— START OF Data entries —

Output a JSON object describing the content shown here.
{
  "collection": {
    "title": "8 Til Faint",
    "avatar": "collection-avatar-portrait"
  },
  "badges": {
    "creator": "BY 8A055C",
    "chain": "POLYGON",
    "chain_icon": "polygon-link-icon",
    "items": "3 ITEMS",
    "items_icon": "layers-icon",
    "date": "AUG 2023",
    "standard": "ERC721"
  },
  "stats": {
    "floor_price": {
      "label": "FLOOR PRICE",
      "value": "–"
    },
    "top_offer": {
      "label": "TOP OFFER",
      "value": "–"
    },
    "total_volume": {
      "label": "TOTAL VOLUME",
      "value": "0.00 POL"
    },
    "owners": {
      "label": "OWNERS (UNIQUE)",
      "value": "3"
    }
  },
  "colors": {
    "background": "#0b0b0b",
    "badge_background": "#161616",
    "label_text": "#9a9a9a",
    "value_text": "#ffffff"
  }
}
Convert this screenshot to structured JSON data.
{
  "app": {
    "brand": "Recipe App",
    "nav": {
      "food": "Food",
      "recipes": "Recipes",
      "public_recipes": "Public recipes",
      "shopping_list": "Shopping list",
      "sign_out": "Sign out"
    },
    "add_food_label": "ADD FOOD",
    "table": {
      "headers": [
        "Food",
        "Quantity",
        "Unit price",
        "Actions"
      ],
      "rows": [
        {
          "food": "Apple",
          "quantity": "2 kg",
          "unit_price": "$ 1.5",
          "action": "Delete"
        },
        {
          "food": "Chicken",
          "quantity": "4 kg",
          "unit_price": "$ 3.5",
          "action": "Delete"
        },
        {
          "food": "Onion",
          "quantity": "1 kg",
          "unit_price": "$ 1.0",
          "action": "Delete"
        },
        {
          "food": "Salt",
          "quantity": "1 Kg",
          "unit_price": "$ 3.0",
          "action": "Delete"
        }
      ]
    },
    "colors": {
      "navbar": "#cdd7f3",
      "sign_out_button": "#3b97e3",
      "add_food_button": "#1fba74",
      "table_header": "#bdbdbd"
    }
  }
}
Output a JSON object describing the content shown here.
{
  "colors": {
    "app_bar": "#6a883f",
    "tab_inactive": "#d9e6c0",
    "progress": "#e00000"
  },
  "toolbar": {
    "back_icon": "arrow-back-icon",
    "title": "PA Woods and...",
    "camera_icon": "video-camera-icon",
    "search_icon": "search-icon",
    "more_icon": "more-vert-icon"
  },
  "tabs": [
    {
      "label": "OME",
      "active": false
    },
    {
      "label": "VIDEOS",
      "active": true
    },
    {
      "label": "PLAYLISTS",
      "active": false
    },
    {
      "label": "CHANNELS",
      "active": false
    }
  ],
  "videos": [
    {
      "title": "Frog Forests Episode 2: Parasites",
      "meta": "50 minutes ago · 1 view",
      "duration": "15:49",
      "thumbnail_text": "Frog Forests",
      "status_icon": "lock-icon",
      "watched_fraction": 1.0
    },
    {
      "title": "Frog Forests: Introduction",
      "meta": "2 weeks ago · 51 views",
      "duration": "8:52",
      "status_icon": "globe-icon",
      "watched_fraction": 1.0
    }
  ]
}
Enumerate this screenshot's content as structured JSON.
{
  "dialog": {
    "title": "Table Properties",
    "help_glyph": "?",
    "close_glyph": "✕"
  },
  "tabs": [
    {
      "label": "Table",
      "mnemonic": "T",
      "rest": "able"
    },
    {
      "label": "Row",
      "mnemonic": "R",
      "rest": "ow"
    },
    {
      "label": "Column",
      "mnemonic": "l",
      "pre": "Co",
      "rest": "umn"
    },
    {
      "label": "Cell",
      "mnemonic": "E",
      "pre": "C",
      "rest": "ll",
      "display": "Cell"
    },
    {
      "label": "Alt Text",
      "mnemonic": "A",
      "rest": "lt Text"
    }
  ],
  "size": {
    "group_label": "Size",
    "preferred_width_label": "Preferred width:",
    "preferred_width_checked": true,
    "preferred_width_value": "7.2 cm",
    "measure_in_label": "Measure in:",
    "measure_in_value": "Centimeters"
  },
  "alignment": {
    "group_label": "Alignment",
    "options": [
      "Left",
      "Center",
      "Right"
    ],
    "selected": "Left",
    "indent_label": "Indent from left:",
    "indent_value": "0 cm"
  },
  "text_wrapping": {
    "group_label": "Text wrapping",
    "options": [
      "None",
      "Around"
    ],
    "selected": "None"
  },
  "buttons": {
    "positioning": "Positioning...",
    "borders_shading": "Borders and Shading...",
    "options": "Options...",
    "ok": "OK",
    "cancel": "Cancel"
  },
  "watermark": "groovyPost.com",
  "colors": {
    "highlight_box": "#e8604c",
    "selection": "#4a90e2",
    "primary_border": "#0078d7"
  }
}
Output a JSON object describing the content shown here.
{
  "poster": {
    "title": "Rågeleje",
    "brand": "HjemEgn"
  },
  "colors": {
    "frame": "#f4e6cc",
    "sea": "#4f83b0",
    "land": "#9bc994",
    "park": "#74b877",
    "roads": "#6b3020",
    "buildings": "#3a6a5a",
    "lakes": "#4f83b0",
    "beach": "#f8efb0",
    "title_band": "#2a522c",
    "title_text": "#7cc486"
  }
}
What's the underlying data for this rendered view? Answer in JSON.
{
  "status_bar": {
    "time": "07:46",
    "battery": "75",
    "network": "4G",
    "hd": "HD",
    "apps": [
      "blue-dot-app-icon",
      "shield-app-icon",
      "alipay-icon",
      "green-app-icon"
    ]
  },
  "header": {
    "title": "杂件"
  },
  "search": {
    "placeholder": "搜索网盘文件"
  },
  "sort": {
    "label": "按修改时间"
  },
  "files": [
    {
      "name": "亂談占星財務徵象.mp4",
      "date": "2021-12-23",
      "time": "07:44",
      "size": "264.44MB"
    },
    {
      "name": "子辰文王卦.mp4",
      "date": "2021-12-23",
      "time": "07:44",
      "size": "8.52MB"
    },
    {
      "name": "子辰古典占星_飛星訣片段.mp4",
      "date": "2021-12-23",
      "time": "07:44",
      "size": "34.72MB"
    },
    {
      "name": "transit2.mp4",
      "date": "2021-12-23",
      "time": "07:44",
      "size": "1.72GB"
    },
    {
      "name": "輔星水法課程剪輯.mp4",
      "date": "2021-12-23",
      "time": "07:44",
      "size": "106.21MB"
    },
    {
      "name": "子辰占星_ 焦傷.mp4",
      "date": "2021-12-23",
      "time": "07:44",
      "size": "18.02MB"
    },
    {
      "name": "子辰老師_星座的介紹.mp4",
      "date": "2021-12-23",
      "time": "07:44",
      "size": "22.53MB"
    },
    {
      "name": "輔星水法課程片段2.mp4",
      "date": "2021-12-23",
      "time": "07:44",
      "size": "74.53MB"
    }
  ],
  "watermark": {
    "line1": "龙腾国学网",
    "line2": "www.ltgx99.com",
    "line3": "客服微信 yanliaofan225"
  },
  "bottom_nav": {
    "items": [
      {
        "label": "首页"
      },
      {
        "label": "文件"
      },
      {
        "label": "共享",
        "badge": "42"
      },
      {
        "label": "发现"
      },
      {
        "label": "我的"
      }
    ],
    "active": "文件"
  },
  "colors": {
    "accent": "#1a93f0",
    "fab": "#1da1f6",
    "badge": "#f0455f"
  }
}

— END OF Data entries —

What the task requires: Take the records above and return them exactly as written.

Response to the exercise:
Output a JSON object describing the content shown here.
{
  "collection": {
    "title": "8 Til Faint",
    "avatar": "collection-avatar-portrait"
  },
  "badges": {
    "creator": "BY 8A055C",
    "chain": "POLYGON",
    "chain_icon": "polygon-link-icon",
    "items": "3 ITEMS",
    "items_icon": "layers-icon",
    "date": "AUG 2023",
    "standard": "ERC721"
  },
  "stats": {
    "floor_price": {
      "label": "FLOOR PRICE",
      "value": "–"
    },
    "top_offer": {
      "label": "TOP OFFER",
      "value": "–"
    },
    "total_volume": {
      "label": "TOTAL VOLUME",
      "value": "0.00 POL"
    },
    "owners": {
      "label": "OWNERS (UNIQUE)",
      "value": "3"
    }
  },
  "colors": {
    "background": "#0b0b0b",
    "badge_background": "#161616",
    "label_text": "#9a9a9a",
    "value_text": "#ffffff"
  }
}
Convert this screenshot to structured JSON data.
{
  "app": {
    "brand": "Recipe App",
    "nav": {
      "food": "Food",
      "recipes": "Recipes",
      "public_recipes": "Public recipes",
      "shopping_list": "Shopping list",
      "sign_out": "Sign out"
    },
    "add_food_label": "ADD FOOD",
    "table": {
      "headers": [
        "Food",
        "Quantity",
        "Unit price",
        "Actions"
      ],
      "rows": [
        {
          "food": "Apple",
          "quantity": "2 kg",
          "unit_price": "$ 1.5",
          "action": "Delete"
        },
        {
          "food": "Chicken",
          "quantity": "4 kg",
          "unit_price": "$ 3.5",
          "action": "Delete"
        },
        {
          "food": "Onion",
          "quantity": "1 kg",
          "unit_price": "$ 1.0",
          "action": "Delete"
        },
        {
          "food": "Salt",
          "quantity": "1 Kg",
          "unit_price": "$ 3.0",
          "action": "Delete"
        }
      ]
    },
    "colors": {
      "navbar": "#cdd7f3",
      "sign_out_button": "#3b97e3",
      "add_food_button": "#1fba74",
      "table_header": "#bdbdbd"
    }
  }
}
Output a JSON object describing the content shown here.
{
  "colors": {
    "app_bar": "#6a883f",
    "tab_inactive": "#d9e6c0",
    "progress": "#e00000"
  },
  "toolbar": {
    "back_icon": "arrow-back-icon",
    "title": "PA Woods and...",
    "camera_icon": "video-camera-icon",
    "search_icon": "search-icon",
    "more_icon": "more-vert-icon"
  },
  "tabs": [
    {
      "label": "OME",
      "active": false
    },
    {
      "label": "VIDEOS",
      "active": true
    },
    {
      "label": "PLAYLISTS",
      "active": false
    },
    {
      "label": "CHANNELS",
      "active": false
    }
  ],
  "videos": [
    {
      "title": "Frog Forests Episode 2: Parasites",
      "meta": "50 minutes ago · 1 view",
      "duration": "15:49",
      "thumbnail_text": "Frog Forests",
      "status_icon": "lock-icon",
      "watched_fraction": 1.0
    },
    {
      "title": "Frog Forests: Introduction",
      "meta": "2 weeks ago · 51 views",
      "duration": "8:52",
      "status_icon": "globe-icon",
      "watched_fraction": 1.0
    }
  ]
}
Enumerate this screenshot's content as structured JSON.
{
  "dialog": {
    "title": "Table Properties",
    "help_glyph": "?",
    "close_glyph": "✕"
  },
  "tabs": [
    {
      "label": "Table",
      "mnemonic": "T",
      "rest": "able"
    },
    {
      "label": "Row",
      "mnemonic": "R",
      "rest": "ow"
    },
    {
      "label": "Column",
      "mnemonic": "l",
      "pre": "Co",
      "rest": "umn"
    },
    {
      "label": "Cell",
      "mnemonic": "E",
      "pre": "C",
      "rest": "ll",
      "display": "Cell"
    },
    {
      "label": "Alt Text",
      "mnemonic": "A",
      "rest": "lt Text"
    }
  ],
  "size": {
    "group_label": "Size",
    "preferred_width_label": "Preferred width:",
    "preferred_width_checked": true,
    "preferred_width_value": "7.2 cm",
    "measure_in_label": "Measure in:",
    "measure_in_value": "Centimeters"
  },
  "alignment": {
    "group_label": "Alignment",
    "options": [
      "Left",
      "Center",
      "Right"
    ],
    "selected": "Left",
    "indent_label": "Indent from left:",
    "indent_value": "0 cm"
  },
  "text_wrapping": {
    "group_label": "Text wrapping",
    "options": [
      "None",
      "Around"
    ],
    "selected": "None"
  },
  "buttons": {
    "positioning": "Positioning...",
    "borders_shading": "Borders and Shading...",
    "options": "Options...",
    "ok": "OK",
    "cancel": "Cancel"
  },
  "watermark": "groovyPost.com",
  "colors": {
    "highlight_box": "#e8604c",
    "selection": "#4a90e2",
    "primary_border": "#0078d7"
  }
}
Output a JSON object describing the content shown here.
{
  "poster": {
    "title": "Rågeleje",
    "brand": "HjemEgn"
  },
  "colors": {
    "frame": "#f4e6cc",
    "sea": "#4f83b0",
    "land": "#9bc994",
    "park": "#74b877",
    "roads": "#6b3020",
    "buildings": "#3a6a5a",
    "lakes": "#4f83b0",
    "beach": "#f8efb0",
    "title_band": "#2a522c",
    "title_text": "#7cc486"
  }
}
What's the underlying data for this rendered view? Answer in JSON.
{
  "status_bar": {
    "time": "07:46",
    "battery": "75",
    "network": "4G",
    "hd": "HD",
    "apps": [
      "blue-dot-app-icon",
      "shield-app-icon",
      "alipay-icon",
      "green-app-icon"
    ]
  },
  "header": {
    "title": "杂件"
  },
  "search": {
    "placeholder": "搜索网盘文件"
  },
  "sort": {
    "label": "按修改时间"
  },
  "files": [
    {
      "name": "亂談占星財務徵象.mp4",
      "date": "2021-12-23",
      "time": "07:44",
      "size": "264.44MB"
    },
    {
      "name": "子辰文王卦.mp4",
      "date": "2021-12-23",
      "time": "07:44",
      "size": "8.52MB"
    },
    {
      "name": "子辰古典占星_飛星訣片段.mp4",
      "date": "2021-12-23",
      "time": "07:44",
      "size": "34.72MB"
    },
    {
      "name": "transit2.mp4",
      "date": "2021-12-23",
      "time": "07:44",
      "size": "1.72GB"
    },
    {
      "name": "輔星水法課程剪輯.mp4",
      "date": "2021-12-23",
      "time": "07:44",
      "size": "106.21MB"
    },
    {
      "name": "子辰占星_ 焦傷.mp4",
      "date": "2021-12-23",
      "time": "07:44",
      "size": "18.02MB"
    },
    {
      "name": "子辰老師_星座的介紹.mp4",
      "date": "2021-12-23",
      "time": "07:44",
      "size": "22.53MB"
    },
    {
      "name": "輔星水法課程片段2.mp4",
      "date": "2021-12-23",
      "time": "07:44",
      "size": "74.53MB"
    }
  ],
  "watermark": {
    "line1": "龙腾国学网",
    "line2": "www.ltgx99.com",
    "line3": "客服微信 yanliaofan225"
  },
  "bottom_nav": {
    "items": [
      {
        "label": "首页"
      },
      {
        "label": "文件"
      },
      {
        "label": "共享",
        "badge": "42"
      },
      {
        "label": "发现"
      },
      {
        "label": "我的"
      }
    ],
    "active": "文件"
  },
  "colors": {
    "accent": "#1a93f0",
    "fab": "#1da1f6",
    "badge": "#f0455f"
  }
}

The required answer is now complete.